(Collected data entries)
_____
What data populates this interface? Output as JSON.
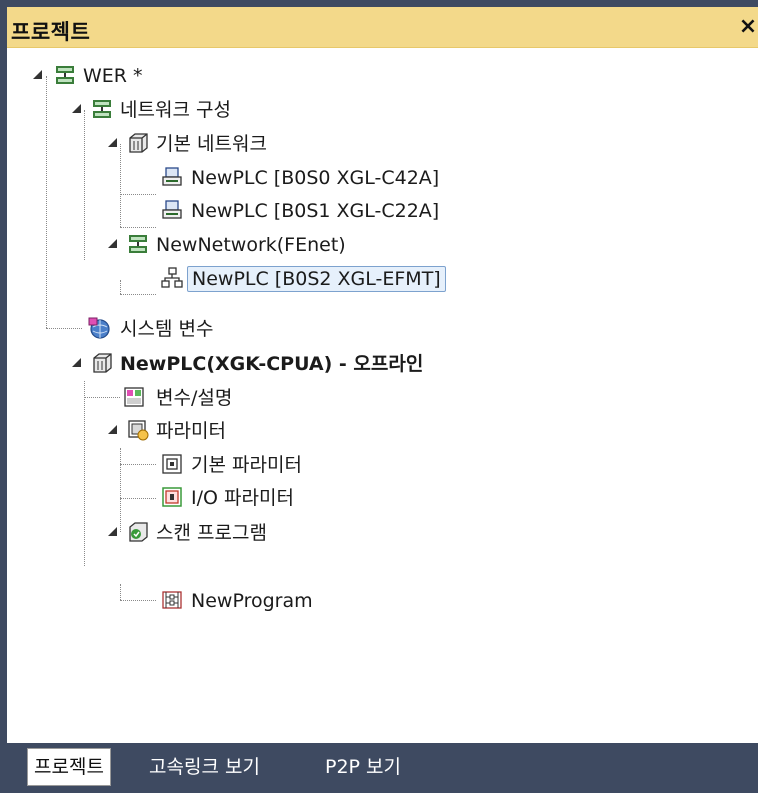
{
  "panel": {
    "title": "프로젝트",
    "close_label": "×"
  },
  "tree": {
    "root_label": "WER *",
    "network_config_label": "네트워크 구성",
    "basic_network_label": "기본 네트워크",
    "plc1_label": "NewPLC [B0S0 XGL-C42A]",
    "plc2_label": "NewPLC [B0S1 XGL-C22A]",
    "new_network_label": "NewNetwork(FEnet)",
    "plc3_label": "NewPLC [B0S2 XGL-EFMT]",
    "system_vars_label": "시스템 변수",
    "cpu_label": "NewPLC(XGK-CPUA) - 오프라인",
    "vars_desc_label": "변수/설명",
    "params_label": "파라미터",
    "basic_params_label": "기본 파라미터",
    "io_params_label": "I/O 파라미터",
    "scan_program_label": "스캔 프로그램",
    "program_label": "NewProgram"
  },
  "tabs": {
    "project": "프로젝트",
    "highspeed": "고속링크 보기",
    "p2p": "P2P 보기"
  },
  "colors": {
    "title_bg": "#f3d98a",
    "frame_bg": "#3e4a61",
    "selection_border": "#7da2ce"
  }
}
_____
▶ [REQUIRED TASK]: In the copy, include no pictures; restate the listing above exactly.

▶ [EXERCISE RESULT]:
What data populates this interface? Output as JSON.
{
  "panel": {
    "title": "프로젝트",
    "close_label": "×"
  },
  "tree": {
    "root_label": "WER *",
    "network_config_label": "네트워크 구성",
    "basic_network_label": "기본 네트워크",
    "plc1_label": "NewPLC [B0S0 XGL-C42A]",
    "plc2_label": "NewPLC [B0S1 XGL-C22A]",
    "new_network_label": "NewNetwork(FEnet)",
    "plc3_label": "NewPLC [B0S2 XGL-EFMT]",
    "system_vars_label": "시스템 변수",
    "cpu_label": "NewPLC(XGK-CPUA) - 오프라인",
    "vars_desc_label": "변수/설명",
    "params_label": "파라미터",
    "basic_params_label": "기본 파라미터",
    "io_params_label": "I/O 파라미터",
    "scan_program_label": "스캔 프로그램",
    "program_label": "NewProgram"
  },
  "tabs": {
    "project": "프로젝트",
    "highspeed": "고속링크 보기",
    "p2p": "P2P 보기"
  },
  "colors": {
    "title_bg": "#f3d98a",
    "frame_bg": "#3e4a61",
    "selection_border": "#7da2ce"
  }
}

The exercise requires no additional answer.